Records from a data collection:
|---|

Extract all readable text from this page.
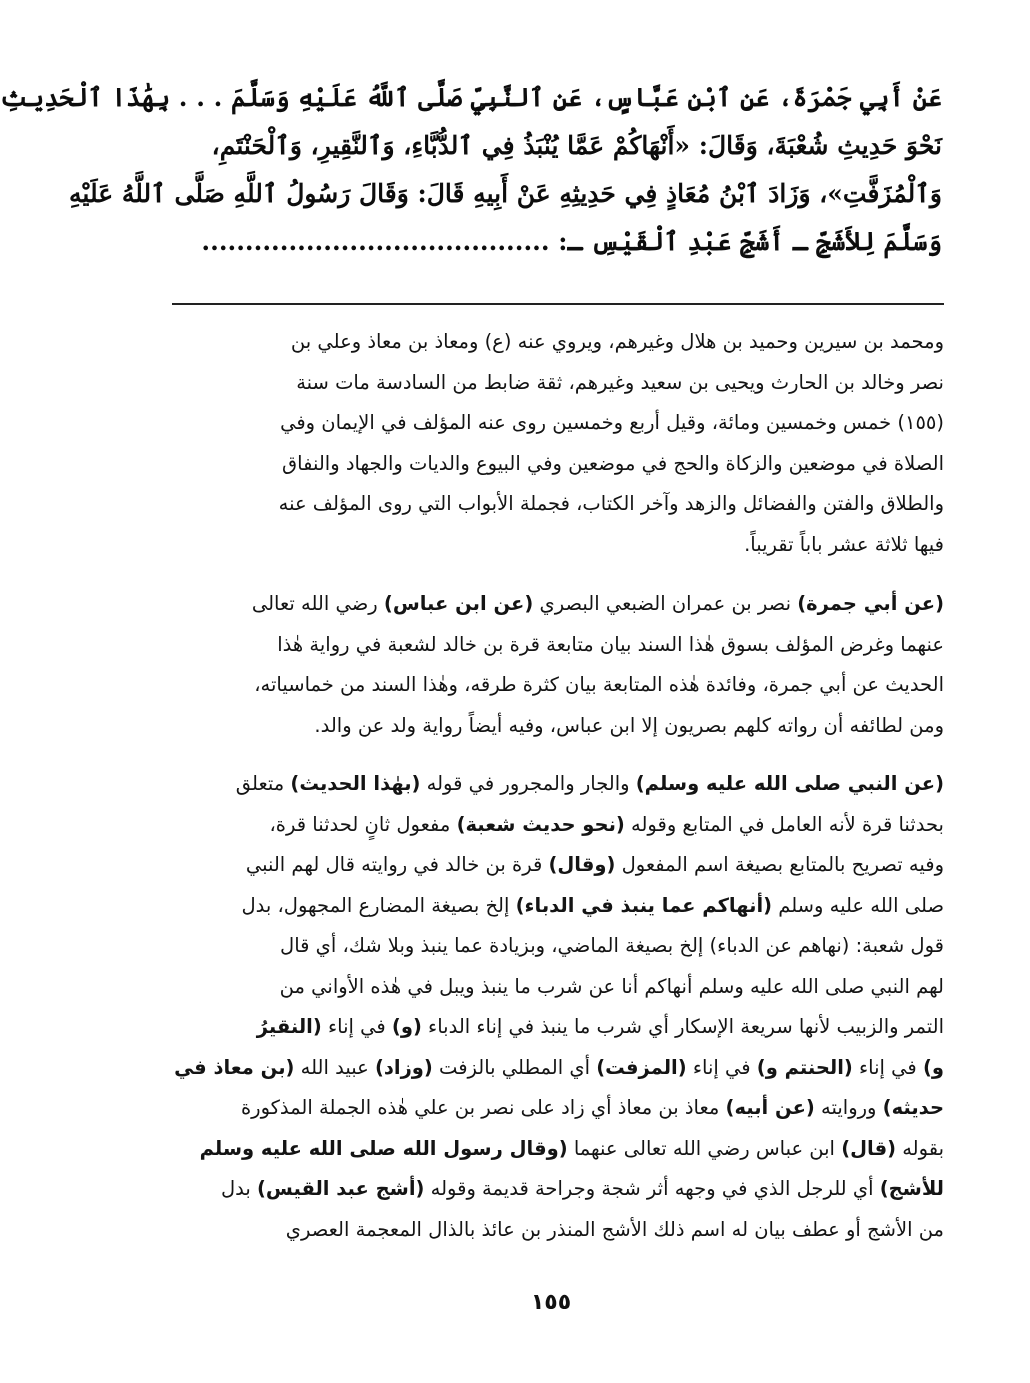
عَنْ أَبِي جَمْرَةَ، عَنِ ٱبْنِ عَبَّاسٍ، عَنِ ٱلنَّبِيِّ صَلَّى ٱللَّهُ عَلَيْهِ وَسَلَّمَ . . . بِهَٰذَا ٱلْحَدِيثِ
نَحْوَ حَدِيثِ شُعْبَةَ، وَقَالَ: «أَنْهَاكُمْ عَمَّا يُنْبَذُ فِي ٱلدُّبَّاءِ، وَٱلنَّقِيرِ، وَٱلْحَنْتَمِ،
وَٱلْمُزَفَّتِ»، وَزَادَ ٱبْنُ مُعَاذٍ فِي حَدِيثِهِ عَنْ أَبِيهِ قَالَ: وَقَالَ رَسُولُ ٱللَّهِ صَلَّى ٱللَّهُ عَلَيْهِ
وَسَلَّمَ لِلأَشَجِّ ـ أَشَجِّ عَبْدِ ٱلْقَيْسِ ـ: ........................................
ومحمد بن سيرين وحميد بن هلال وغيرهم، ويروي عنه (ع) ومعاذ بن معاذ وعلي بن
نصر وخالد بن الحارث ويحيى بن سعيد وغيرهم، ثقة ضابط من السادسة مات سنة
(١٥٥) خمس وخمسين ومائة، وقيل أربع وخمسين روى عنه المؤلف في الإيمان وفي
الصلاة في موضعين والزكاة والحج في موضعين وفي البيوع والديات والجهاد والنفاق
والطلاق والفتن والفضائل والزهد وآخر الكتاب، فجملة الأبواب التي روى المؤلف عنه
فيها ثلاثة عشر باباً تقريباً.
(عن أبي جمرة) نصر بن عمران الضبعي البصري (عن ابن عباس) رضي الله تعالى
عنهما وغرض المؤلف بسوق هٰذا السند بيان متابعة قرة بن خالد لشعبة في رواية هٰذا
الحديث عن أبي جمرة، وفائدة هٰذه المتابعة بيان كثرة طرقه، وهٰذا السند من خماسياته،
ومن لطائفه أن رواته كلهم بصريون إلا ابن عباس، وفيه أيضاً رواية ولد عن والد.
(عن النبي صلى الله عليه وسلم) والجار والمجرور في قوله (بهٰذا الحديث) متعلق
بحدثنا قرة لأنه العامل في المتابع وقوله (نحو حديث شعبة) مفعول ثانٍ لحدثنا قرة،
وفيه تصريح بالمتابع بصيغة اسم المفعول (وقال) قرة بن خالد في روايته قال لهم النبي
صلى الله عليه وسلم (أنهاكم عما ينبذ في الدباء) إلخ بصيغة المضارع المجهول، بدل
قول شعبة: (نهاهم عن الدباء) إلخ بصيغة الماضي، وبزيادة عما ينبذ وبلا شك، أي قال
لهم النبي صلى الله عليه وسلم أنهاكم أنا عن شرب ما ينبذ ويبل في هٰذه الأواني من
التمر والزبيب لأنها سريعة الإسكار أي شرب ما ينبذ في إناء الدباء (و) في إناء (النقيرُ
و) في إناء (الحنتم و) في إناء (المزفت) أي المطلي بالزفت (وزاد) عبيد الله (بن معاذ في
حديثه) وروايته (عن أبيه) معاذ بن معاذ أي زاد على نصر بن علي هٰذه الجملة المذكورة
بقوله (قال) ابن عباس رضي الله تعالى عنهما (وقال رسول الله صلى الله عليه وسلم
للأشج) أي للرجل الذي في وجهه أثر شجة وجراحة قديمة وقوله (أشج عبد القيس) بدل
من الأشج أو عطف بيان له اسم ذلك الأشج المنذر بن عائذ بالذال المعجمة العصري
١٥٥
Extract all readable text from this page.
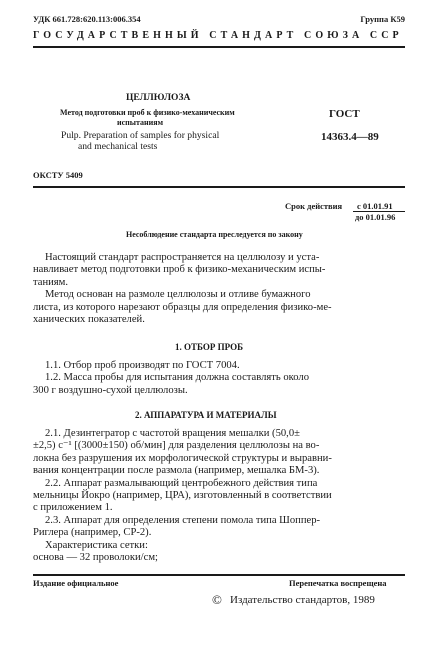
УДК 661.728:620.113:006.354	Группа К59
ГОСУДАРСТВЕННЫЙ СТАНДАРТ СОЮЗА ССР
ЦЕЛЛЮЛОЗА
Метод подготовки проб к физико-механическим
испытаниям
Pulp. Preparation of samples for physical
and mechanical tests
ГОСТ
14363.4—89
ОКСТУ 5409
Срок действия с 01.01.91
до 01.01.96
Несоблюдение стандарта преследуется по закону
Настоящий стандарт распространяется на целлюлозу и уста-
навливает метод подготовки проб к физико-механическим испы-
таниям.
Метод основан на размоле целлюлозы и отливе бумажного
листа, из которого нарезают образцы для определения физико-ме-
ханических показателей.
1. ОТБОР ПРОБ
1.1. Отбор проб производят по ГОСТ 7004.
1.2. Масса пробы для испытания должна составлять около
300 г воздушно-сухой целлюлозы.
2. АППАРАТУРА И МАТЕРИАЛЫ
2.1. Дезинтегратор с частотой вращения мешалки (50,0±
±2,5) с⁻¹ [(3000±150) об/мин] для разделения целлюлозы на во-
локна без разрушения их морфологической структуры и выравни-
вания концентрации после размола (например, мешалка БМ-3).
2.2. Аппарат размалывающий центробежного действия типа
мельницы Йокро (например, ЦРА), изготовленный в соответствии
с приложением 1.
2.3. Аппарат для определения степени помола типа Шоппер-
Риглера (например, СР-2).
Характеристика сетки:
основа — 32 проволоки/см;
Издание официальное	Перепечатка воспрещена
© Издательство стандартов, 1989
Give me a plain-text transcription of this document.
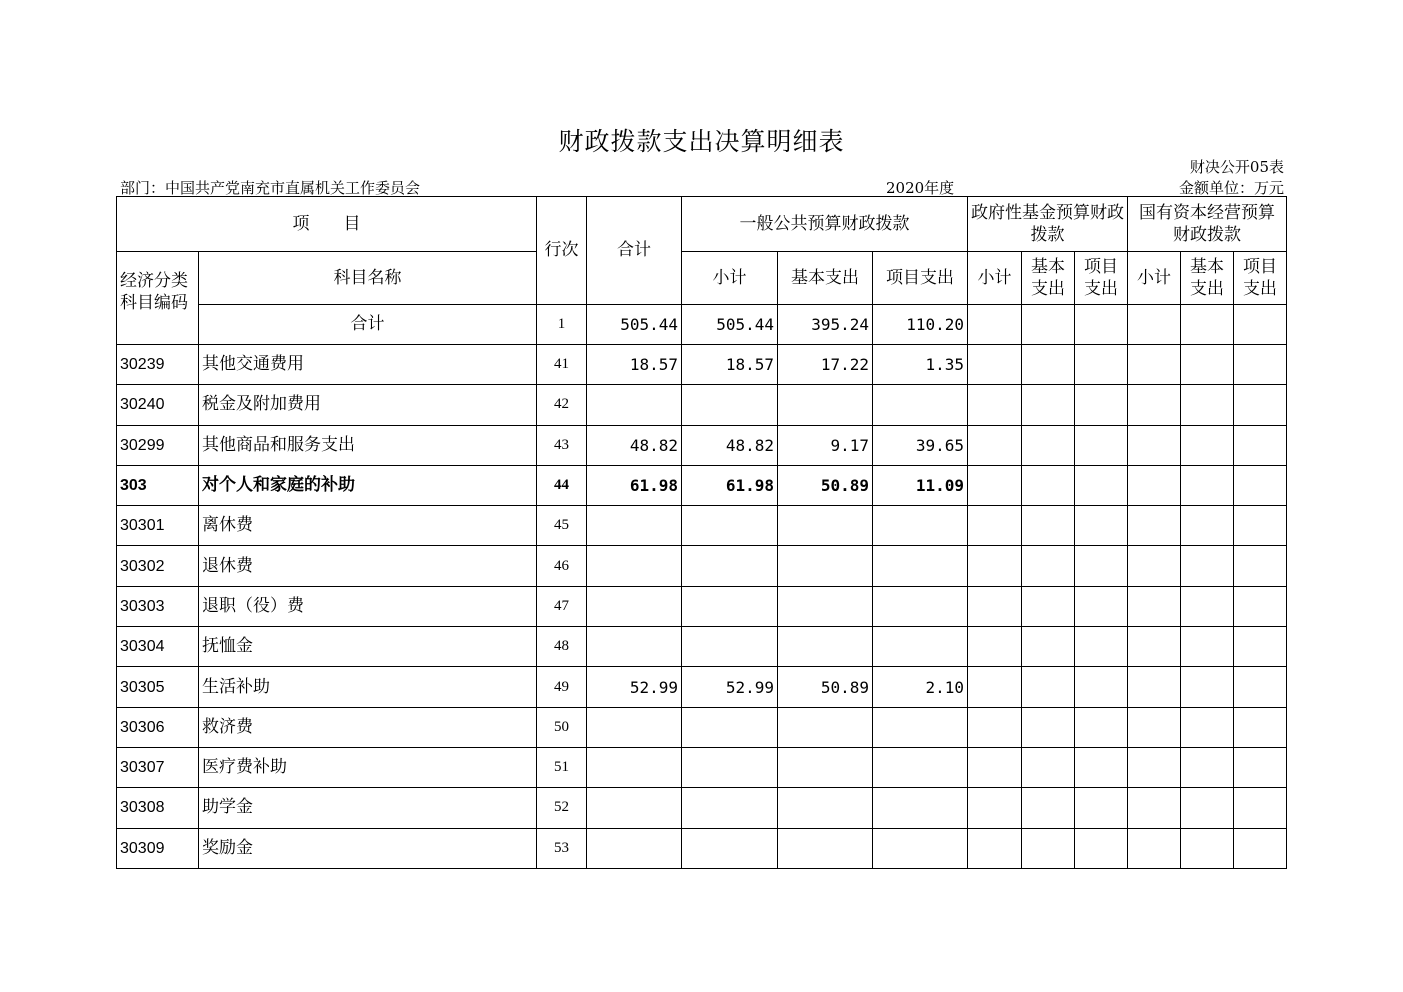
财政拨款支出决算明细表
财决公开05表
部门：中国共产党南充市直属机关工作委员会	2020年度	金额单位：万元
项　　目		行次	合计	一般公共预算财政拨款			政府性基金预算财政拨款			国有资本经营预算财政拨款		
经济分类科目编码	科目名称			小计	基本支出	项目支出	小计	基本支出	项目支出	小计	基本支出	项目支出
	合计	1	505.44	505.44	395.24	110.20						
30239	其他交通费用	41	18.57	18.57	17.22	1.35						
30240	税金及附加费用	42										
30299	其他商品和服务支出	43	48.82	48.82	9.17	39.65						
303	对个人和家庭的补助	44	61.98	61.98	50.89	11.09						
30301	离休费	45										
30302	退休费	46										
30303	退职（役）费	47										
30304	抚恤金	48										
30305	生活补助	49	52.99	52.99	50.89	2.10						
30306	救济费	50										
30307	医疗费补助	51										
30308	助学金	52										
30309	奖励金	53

|---|

Aim: List the lines that contain the word "действия".

Answer to the problem:
Срок действия с 01.01.91
2.2. Аппарат размалывающий центробежного действия типа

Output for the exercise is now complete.